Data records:
· · · ·

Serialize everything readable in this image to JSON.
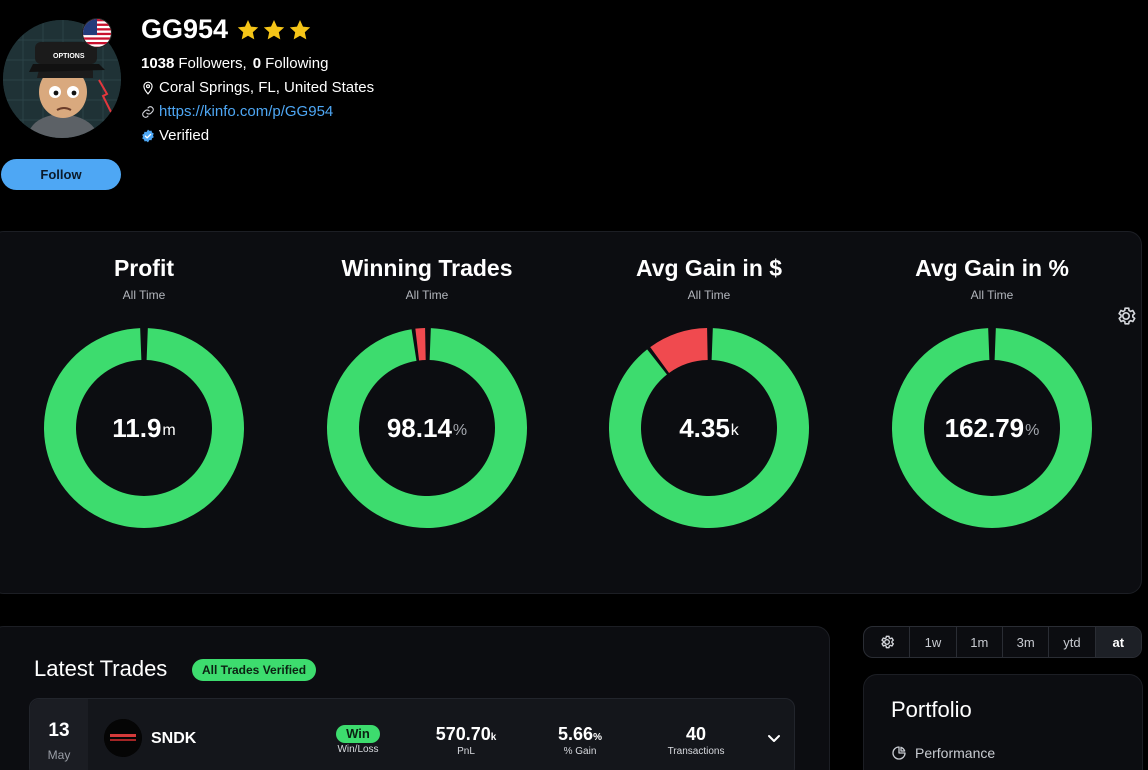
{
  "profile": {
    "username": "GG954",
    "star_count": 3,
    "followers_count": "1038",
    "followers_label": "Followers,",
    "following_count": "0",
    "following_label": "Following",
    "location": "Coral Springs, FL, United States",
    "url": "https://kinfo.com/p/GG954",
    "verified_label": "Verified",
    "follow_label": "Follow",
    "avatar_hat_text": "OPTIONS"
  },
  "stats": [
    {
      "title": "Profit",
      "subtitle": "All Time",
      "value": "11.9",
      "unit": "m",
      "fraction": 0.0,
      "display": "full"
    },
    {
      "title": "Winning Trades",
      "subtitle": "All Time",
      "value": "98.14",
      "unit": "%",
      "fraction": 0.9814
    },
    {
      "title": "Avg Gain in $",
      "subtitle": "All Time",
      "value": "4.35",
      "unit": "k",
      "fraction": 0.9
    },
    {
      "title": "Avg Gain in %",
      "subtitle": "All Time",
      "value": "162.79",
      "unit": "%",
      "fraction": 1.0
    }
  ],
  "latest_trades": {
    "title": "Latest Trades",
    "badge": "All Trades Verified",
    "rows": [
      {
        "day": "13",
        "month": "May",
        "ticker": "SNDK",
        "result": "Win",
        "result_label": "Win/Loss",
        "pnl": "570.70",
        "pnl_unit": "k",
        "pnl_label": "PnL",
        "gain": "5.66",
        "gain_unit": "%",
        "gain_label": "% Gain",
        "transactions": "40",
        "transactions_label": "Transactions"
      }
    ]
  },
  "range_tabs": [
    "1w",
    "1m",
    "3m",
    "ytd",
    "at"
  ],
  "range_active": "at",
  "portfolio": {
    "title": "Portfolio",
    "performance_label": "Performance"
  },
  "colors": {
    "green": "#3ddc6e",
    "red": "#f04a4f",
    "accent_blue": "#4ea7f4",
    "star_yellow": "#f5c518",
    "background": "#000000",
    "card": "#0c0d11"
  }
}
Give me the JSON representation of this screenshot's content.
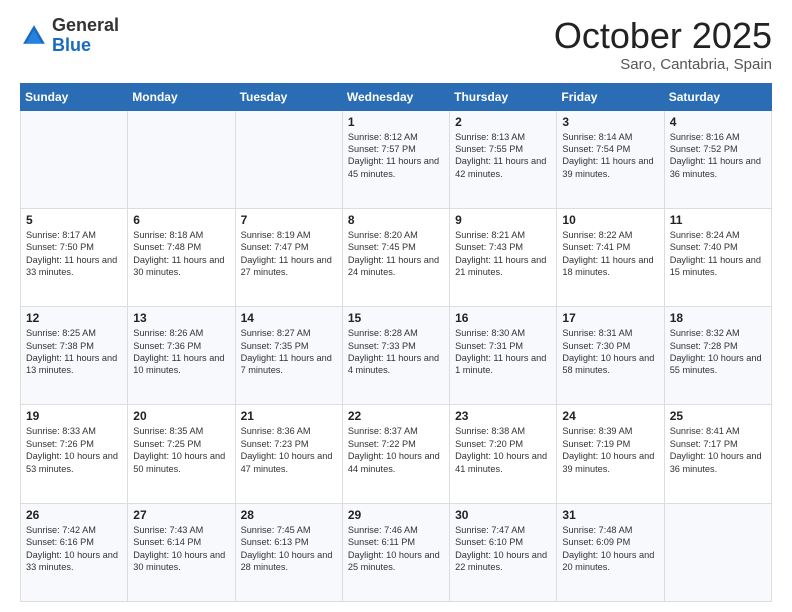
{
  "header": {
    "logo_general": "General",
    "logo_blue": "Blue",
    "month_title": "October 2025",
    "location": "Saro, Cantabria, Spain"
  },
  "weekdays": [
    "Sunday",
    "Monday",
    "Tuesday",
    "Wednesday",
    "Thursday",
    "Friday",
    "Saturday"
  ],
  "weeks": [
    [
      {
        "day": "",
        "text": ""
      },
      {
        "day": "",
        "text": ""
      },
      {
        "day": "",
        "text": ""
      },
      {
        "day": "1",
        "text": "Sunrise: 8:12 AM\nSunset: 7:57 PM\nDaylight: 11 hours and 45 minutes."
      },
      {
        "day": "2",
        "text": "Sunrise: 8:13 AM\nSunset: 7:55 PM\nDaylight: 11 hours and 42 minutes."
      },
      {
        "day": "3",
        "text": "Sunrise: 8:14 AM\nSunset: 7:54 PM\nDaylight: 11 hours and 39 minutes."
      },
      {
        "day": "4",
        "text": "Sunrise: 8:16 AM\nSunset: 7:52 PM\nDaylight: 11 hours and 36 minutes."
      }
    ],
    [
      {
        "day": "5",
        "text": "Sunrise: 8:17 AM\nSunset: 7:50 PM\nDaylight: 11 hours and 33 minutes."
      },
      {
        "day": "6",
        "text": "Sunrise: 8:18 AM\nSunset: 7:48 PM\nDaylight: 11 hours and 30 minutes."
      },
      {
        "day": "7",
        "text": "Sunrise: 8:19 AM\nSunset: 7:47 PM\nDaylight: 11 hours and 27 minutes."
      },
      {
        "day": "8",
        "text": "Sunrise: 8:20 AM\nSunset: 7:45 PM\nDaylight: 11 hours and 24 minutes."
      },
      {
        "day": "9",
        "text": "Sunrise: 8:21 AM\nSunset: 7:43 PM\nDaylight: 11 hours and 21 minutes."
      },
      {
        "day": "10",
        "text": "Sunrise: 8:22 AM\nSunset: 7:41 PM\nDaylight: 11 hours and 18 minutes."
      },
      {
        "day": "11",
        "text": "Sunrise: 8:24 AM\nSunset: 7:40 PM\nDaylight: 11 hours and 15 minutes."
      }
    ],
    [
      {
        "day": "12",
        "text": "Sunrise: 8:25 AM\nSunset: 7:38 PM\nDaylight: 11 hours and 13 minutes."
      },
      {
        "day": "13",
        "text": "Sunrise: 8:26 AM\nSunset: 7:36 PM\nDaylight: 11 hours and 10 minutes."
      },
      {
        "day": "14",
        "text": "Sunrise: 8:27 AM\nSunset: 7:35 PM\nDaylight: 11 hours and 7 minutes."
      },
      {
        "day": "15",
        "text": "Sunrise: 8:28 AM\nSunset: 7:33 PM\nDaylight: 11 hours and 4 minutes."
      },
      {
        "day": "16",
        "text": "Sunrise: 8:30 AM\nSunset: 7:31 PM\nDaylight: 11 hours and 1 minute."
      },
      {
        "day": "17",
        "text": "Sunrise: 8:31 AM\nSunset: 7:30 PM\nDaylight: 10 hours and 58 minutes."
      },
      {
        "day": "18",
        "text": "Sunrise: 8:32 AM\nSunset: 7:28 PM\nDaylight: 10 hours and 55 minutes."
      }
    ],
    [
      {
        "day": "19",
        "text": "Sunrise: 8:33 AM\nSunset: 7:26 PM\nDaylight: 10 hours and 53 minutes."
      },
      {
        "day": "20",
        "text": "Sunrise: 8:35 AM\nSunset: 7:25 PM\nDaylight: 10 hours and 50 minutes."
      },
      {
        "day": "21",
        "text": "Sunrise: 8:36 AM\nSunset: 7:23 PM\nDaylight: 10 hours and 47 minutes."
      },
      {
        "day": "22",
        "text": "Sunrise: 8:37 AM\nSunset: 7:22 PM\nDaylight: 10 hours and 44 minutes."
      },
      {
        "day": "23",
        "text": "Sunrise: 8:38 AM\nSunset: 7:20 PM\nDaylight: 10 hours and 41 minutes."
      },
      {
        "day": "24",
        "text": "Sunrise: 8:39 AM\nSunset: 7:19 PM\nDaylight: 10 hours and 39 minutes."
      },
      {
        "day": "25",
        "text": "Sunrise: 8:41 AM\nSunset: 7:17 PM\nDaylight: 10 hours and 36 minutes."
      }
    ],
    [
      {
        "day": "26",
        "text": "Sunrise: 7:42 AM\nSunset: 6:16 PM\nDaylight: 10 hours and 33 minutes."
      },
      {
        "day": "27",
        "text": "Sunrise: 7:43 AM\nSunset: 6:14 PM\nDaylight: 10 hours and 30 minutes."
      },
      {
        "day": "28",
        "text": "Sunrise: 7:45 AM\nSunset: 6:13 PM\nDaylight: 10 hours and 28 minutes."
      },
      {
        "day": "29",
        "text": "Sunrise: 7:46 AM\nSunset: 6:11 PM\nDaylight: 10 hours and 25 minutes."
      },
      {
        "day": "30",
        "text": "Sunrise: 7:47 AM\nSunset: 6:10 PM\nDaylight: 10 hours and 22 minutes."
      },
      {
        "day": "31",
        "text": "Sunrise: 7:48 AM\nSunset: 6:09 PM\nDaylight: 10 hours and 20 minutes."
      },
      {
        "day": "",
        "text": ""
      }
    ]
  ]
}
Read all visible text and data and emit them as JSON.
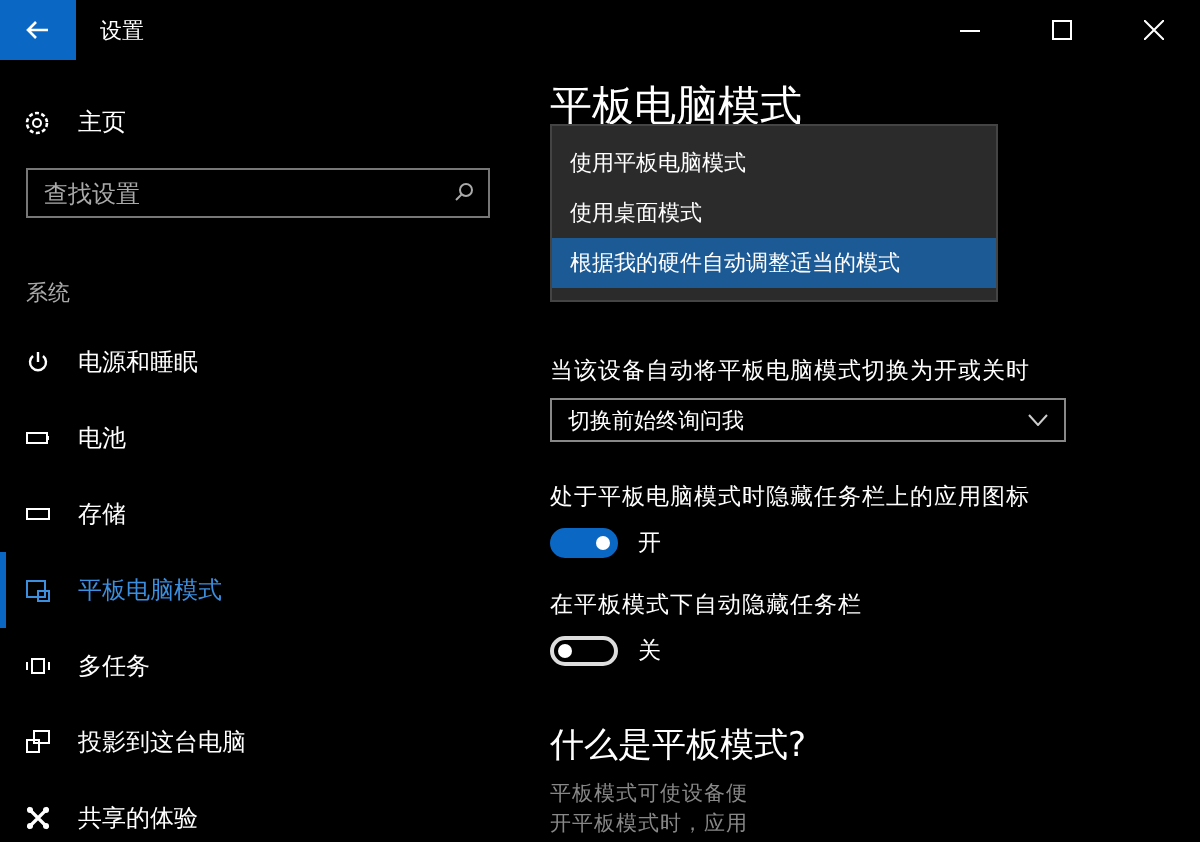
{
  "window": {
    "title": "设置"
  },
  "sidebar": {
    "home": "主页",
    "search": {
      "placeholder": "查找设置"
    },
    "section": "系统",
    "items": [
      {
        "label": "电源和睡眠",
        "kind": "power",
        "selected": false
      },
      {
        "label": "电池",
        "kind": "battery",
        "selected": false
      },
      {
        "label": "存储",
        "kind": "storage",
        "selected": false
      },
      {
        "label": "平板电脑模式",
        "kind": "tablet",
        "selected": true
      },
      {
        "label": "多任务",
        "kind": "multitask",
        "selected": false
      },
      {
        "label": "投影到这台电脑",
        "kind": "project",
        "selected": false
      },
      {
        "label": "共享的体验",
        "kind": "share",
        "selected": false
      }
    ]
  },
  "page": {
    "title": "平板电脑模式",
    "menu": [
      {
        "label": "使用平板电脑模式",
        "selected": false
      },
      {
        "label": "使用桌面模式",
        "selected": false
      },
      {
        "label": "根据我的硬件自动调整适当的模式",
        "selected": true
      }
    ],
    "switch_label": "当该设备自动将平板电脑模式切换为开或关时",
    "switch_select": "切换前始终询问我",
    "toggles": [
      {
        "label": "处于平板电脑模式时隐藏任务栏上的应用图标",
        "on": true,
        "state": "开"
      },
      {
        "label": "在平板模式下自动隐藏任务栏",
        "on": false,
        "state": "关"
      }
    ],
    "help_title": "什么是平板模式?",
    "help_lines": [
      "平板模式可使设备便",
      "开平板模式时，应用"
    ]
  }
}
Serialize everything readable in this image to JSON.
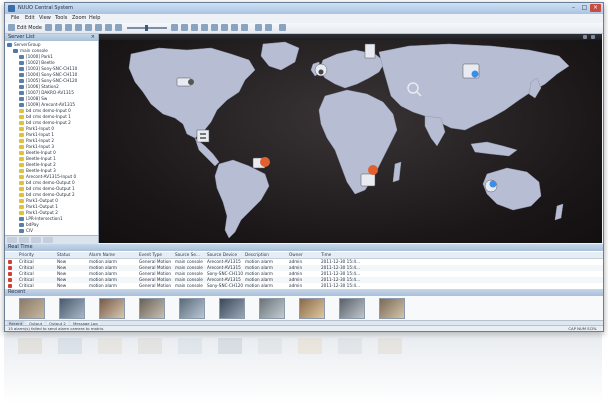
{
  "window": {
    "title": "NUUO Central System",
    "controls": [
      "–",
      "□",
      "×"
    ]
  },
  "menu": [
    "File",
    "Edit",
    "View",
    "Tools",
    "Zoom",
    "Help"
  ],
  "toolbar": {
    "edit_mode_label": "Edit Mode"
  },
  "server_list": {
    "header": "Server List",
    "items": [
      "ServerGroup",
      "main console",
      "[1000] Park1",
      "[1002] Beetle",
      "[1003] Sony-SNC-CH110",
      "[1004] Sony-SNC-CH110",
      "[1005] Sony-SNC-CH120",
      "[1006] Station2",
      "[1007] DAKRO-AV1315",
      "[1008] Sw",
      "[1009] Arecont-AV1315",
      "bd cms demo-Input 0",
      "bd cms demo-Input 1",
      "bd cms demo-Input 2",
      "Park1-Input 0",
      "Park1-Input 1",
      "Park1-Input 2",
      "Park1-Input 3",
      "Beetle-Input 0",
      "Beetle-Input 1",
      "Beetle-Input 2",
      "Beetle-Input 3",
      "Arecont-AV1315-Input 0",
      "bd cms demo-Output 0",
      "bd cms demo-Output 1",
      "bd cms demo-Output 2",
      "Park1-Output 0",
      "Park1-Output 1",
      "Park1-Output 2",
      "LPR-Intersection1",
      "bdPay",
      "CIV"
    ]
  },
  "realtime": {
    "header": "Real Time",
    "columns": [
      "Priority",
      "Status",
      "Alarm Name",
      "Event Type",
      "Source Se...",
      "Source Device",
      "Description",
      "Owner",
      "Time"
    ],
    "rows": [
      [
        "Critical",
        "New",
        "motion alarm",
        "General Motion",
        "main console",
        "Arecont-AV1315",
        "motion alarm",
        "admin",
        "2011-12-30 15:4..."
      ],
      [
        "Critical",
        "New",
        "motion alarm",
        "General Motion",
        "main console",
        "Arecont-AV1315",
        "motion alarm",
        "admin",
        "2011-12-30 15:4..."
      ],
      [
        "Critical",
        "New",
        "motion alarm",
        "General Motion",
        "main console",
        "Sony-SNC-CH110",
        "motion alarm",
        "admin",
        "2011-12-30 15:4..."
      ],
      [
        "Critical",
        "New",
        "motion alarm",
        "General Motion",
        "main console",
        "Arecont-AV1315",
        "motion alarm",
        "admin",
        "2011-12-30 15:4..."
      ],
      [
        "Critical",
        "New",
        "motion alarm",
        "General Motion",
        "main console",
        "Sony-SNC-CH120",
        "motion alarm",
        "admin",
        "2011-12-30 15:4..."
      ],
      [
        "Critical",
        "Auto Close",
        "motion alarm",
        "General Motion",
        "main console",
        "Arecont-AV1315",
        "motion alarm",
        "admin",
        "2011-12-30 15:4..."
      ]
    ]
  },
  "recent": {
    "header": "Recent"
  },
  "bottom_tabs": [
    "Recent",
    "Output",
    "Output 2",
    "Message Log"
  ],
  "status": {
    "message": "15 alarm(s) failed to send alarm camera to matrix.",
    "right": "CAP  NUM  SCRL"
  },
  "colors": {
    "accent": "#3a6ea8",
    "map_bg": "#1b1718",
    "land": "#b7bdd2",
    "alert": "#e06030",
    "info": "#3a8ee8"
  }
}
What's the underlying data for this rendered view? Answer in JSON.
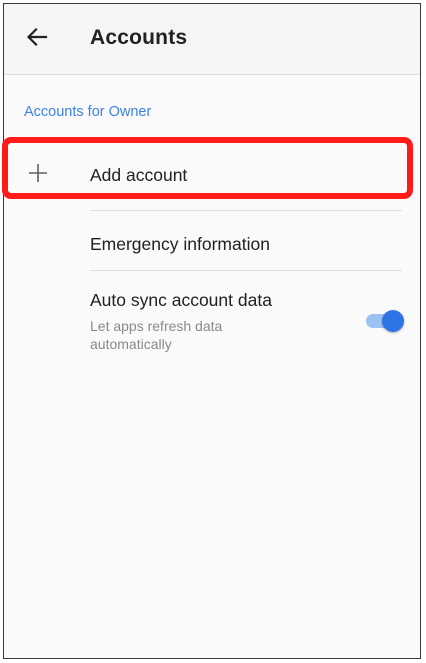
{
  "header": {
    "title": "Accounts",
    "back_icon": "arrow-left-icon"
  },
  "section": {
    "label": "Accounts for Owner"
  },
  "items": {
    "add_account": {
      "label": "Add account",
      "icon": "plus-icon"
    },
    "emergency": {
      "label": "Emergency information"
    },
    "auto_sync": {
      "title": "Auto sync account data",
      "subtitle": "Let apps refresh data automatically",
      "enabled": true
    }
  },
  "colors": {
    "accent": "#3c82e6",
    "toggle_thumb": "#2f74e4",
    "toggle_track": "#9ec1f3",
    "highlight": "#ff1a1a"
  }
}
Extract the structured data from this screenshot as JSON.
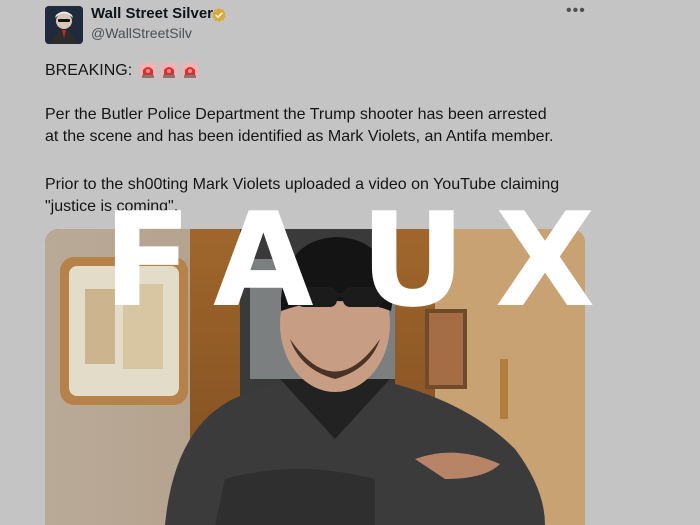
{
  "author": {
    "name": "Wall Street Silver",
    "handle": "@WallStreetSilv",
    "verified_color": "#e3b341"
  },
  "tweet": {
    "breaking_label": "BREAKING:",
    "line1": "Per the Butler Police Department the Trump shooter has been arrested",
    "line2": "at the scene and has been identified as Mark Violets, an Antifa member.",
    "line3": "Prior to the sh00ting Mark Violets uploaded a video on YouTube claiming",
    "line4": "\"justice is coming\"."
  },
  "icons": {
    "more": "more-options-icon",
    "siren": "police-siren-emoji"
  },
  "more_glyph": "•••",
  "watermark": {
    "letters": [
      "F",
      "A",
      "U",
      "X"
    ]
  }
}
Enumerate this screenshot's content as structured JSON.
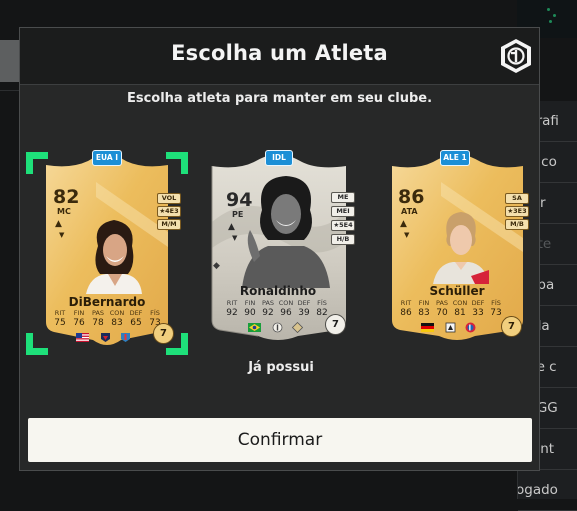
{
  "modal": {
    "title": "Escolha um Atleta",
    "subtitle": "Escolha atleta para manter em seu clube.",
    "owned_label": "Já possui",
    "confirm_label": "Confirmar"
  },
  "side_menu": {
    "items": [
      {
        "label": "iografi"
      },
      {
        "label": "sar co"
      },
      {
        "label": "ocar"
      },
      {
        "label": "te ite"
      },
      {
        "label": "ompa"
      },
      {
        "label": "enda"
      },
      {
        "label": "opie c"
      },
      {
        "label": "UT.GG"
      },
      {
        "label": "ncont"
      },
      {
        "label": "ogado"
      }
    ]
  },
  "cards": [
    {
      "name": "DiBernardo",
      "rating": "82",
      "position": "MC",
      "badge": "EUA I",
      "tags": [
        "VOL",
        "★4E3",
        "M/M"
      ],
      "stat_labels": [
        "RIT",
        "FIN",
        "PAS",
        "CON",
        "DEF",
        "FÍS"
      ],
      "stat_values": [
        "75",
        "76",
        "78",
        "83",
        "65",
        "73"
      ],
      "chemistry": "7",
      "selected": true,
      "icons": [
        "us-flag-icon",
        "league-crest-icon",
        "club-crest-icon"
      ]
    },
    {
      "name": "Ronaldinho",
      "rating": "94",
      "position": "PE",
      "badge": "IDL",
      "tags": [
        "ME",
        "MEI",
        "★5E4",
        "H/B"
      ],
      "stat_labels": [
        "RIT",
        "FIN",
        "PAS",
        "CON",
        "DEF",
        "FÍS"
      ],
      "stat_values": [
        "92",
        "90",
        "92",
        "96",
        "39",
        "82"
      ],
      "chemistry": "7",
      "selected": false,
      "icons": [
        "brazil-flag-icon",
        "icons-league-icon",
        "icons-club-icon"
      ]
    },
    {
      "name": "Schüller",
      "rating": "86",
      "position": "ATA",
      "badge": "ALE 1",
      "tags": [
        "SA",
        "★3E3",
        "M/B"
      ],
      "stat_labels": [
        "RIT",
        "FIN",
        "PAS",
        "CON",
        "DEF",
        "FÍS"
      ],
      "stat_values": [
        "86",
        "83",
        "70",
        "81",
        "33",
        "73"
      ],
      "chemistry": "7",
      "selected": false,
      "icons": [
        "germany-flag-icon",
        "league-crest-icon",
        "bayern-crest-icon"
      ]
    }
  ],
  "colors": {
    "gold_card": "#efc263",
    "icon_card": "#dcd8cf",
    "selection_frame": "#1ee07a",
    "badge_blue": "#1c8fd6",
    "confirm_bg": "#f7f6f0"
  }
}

· · · ·

● **Objective**:
Copy out every line from the material above in which the word "flag" appears.

● **Worked answer**:
        "us-flag-icon",
        "brazil-flag-icon",
        "germany-flag-icon",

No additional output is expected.